=== Records shown ===
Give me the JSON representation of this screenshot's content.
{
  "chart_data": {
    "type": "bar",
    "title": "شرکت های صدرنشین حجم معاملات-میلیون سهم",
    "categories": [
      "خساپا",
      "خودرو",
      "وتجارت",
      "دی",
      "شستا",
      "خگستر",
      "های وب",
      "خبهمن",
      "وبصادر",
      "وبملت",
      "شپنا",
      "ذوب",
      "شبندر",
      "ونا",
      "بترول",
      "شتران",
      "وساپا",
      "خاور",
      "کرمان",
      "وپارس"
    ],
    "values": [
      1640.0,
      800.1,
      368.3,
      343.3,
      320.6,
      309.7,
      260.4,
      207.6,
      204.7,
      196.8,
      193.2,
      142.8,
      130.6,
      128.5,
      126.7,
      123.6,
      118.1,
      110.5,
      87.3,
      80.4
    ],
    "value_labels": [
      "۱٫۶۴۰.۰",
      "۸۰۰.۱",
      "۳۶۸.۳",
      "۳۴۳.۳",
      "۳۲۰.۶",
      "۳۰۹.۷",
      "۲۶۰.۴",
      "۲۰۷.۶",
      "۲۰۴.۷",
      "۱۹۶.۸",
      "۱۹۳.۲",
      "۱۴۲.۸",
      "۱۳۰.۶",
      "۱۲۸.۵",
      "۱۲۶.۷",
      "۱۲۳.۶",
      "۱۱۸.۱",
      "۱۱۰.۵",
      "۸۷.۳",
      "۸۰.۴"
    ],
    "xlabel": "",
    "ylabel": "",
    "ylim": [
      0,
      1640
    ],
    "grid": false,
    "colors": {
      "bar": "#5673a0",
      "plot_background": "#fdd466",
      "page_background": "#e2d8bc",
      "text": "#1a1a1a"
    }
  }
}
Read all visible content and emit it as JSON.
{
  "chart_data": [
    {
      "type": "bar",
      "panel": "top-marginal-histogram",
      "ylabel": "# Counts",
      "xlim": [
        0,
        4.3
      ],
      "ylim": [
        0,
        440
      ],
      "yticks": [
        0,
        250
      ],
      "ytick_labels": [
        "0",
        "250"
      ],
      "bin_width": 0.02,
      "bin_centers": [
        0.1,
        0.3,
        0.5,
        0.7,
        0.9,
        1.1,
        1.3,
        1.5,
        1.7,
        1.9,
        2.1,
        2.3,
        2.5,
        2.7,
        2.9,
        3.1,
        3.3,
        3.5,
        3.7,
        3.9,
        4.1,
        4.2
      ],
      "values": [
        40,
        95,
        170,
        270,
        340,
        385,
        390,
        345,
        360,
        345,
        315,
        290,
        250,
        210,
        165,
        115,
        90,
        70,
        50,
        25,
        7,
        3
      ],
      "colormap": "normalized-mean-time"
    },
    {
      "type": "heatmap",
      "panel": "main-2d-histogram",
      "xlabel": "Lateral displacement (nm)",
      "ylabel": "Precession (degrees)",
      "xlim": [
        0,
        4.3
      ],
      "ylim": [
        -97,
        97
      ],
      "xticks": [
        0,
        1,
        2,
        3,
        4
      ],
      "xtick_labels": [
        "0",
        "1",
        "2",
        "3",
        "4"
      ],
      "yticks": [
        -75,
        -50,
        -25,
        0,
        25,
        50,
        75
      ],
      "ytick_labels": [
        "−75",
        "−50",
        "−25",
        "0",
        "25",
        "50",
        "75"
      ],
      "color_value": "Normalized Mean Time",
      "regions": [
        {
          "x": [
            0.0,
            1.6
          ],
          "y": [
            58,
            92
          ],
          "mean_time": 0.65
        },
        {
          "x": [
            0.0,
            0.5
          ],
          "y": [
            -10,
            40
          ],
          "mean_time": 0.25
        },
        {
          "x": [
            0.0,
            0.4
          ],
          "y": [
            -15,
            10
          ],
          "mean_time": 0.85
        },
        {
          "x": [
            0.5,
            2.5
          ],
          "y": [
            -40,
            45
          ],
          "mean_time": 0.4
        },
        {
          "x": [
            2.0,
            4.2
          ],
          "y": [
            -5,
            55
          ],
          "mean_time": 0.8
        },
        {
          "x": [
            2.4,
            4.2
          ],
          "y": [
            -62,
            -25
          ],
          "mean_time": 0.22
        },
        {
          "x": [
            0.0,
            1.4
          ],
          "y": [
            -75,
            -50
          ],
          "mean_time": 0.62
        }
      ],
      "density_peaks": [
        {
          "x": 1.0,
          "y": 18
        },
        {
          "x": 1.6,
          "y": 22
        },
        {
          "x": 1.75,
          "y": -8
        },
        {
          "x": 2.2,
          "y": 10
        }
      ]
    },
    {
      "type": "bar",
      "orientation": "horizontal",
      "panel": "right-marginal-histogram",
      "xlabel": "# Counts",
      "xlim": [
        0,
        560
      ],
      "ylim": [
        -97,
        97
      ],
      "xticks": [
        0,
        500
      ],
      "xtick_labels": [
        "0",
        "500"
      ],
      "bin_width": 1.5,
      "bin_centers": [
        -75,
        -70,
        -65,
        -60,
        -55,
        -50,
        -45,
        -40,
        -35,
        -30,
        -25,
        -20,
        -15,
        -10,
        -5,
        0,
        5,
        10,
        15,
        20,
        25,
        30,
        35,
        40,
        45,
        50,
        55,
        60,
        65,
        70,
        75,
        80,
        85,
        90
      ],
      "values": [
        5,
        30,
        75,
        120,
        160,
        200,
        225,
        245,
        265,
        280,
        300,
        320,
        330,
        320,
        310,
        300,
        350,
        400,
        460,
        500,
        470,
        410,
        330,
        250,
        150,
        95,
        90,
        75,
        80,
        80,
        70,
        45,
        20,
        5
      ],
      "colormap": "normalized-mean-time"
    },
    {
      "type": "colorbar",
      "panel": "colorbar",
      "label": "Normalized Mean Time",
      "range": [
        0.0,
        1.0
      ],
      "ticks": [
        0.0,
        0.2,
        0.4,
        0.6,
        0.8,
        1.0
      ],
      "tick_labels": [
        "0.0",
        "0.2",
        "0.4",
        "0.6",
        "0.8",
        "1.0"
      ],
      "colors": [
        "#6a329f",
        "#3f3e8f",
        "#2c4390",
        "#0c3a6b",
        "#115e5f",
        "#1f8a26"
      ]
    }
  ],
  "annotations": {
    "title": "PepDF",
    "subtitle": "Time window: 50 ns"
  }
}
===
# [Task requirements]
Every entry should be output exactly as written, please.

# [Exercise answer]
Give me the JSON representation of this screenshot's content.
{
  "chart_data": {
    "type": "bar",
    "title": "شرکت های صدرنشین حجم معاملات-میلیون سهم",
    "categories": [
      "خساپا",
      "خودرو",
      "وتجارت",
      "دی",
      "شستا",
      "خگستر",
      "های وب",
      "خبهمن",
      "وبصادر",
      "وبملت",
      "شپنا",
      "ذوب",
      "شبندر",
      "ونا",
      "بترول",
      "شتران",
      "وساپا",
      "خاور",
      "کرمان",
      "وپارس"
    ],
    "values": [
      1640.0,
      800.1,
      368.3,
      343.3,
      320.6,
      309.7,
      260.4,
      207.6,
      204.7,
      196.8,
      193.2,
      142.8,
      130.6,
      128.5,
      126.7,
      123.6,
      118.1,
      110.5,
      87.3,
      80.4
    ],
    "value_labels": [
      "۱٫۶۴۰.۰",
      "۸۰۰.۱",
      "۳۶۸.۳",
      "۳۴۳.۳",
      "۳۲۰.۶",
      "۳۰۹.۷",
      "۲۶۰.۴",
      "۲۰۷.۶",
      "۲۰۴.۷",
      "۱۹۶.۸",
      "۱۹۳.۲",
      "۱۴۲.۸",
      "۱۳۰.۶",
      "۱۲۸.۵",
      "۱۲۶.۷",
      "۱۲۳.۶",
      "۱۱۸.۱",
      "۱۱۰.۵",
      "۸۷.۳",
      "۸۰.۴"
    ],
    "xlabel": "",
    "ylabel": "",
    "ylim": [
      0,
      1640
    ],
    "grid": false,
    "colors": {
      "bar": "#5673a0",
      "plot_background": "#fdd466",
      "page_background": "#e2d8bc",
      "text": "#1a1a1a"
    }
  }
}
Read all visible content and emit it as JSON.
{
  "chart_data": [
    {
      "type": "bar",
      "panel": "top-marginal-histogram",
      "ylabel": "# Counts",
      "xlim": [
        0,
        4.3
      ],
      "ylim": [
        0,
        440
      ],
      "yticks": [
        0,
        250
      ],
      "ytick_labels": [
        "0",
        "250"
      ],
      "bin_width": 0.02,
      "bin_centers": [
        0.1,
        0.3,
        0.5,
        0.7,
        0.9,
        1.1,
        1.3,
        1.5,
        1.7,
        1.9,
        2.1,
        2.3,
        2.5,
        2.7,
        2.9,
        3.1,
        3.3,
        3.5,
        3.7,
        3.9,
        4.1,
        4.2
      ],
      "values": [
        40,
        95,
        170,
        270,
        340,
        385,
        390,
        345,
        360,
        345,
        315,
        290,
        250,
        210,
        165,
        115,
        90,
        70,
        50,
        25,
        7,
        3
      ],
      "colormap": "normalized-mean-time"
    },
    {
      "type": "heatmap",
      "panel": "main-2d-histogram",
      "xlabel": "Lateral displacement (nm)",
      "ylabel": "Precession (degrees)",
      "xlim": [
        0,
        4.3
      ],
      "ylim": [
        -97,
        97
      ],
      "xticks": [
        0,
        1,
        2,
        3,
        4
      ],
      "xtick_labels": [
        "0",
        "1",
        "2",
        "3",
        "4"
      ],
      "yticks": [
        -75,
        -50,
        -25,
        0,
        25,
        50,
        75
      ],
      "ytick_labels": [
        "−75",
        "−50",
        "−25",
        "0",
        "25",
        "50",
        "75"
      ],
      "color_value": "Normalized Mean Time",
      "regions": [
        {
          "x": [
            0.0,
            1.6
          ],
          "y": [
            58,
            92
          ],
          "mean_time": 0.65
        },
        {
          "x": [
            0.0,
            0.5
          ],
          "y": [
            -10,
            40
          ],
          "mean_time": 0.25
        },
        {
          "x": [
            0.0,
            0.4
          ],
          "y": [
            -15,
            10
          ],
          "mean_time": 0.85
        },
        {
          "x": [
            0.5,
            2.5
          ],
          "y": [
            -40,
            45
          ],
          "mean_time": 0.4
        },
        {
          "x": [
            2.0,
            4.2
          ],
          "y": [
            -5,
            55
          ],
          "mean_time": 0.8
        },
        {
          "x": [
            2.4,
            4.2
          ],
          "y": [
            -62,
            -25
          ],
          "mean_time": 0.22
        },
        {
          "x": [
            0.0,
            1.4
          ],
          "y": [
            -75,
            -50
          ],
          "mean_time": 0.62
        }
      ],
      "density_peaks": [
        {
          "x": 1.0,
          "y": 18
        },
        {
          "x": 1.6,
          "y": 22
        },
        {
          "x": 1.75,
          "y": -8
        },
        {
          "x": 2.2,
          "y": 10
        }
      ]
    },
    {
      "type": "bar",
      "orientation": "horizontal",
      "panel": "right-marginal-histogram",
      "xlabel": "# Counts",
      "xlim": [
        0,
        560
      ],
      "ylim": [
        -97,
        97
      ],
      "xticks": [
        0,
        500
      ],
      "xtick_labels": [
        "0",
        "500"
      ],
      "bin_width": 1.5,
      "bin_centers": [
        -75,
        -70,
        -65,
        -60,
        -55,
        -50,
        -45,
        -40,
        -35,
        -30,
        -25,
        -20,
        -15,
        -10,
        -5,
        0,
        5,
        10,
        15,
        20,
        25,
        30,
        35,
        40,
        45,
        50,
        55,
        60,
        65,
        70,
        75,
        80,
        85,
        90
      ],
      "values": [
        5,
        30,
        75,
        120,
        160,
        200,
        225,
        245,
        265,
        280,
        300,
        320,
        330,
        320,
        310,
        300,
        350,
        400,
        460,
        500,
        470,
        410,
        330,
        250,
        150,
        95,
        90,
        75,
        80,
        80,
        70,
        45,
        20,
        5
      ],
      "colormap": "normalized-mean-time"
    },
    {
      "type": "colorbar",
      "panel": "colorbar",
      "label": "Normalized Mean Time",
      "range": [
        0.0,
        1.0
      ],
      "ticks": [
        0.0,
        0.2,
        0.4,
        0.6,
        0.8,
        1.0
      ],
      "tick_labels": [
        "0.0",
        "0.2",
        "0.4",
        "0.6",
        "0.8",
        "1.0"
      ],
      "colors": [
        "#6a329f",
        "#3f3e8f",
        "#2c4390",
        "#0c3a6b",
        "#115e5f",
        "#1f8a26"
      ]
    }
  ],
  "annotations": {
    "title": "PepDF",
    "subtitle": "Time window: 50 ns"
  }
}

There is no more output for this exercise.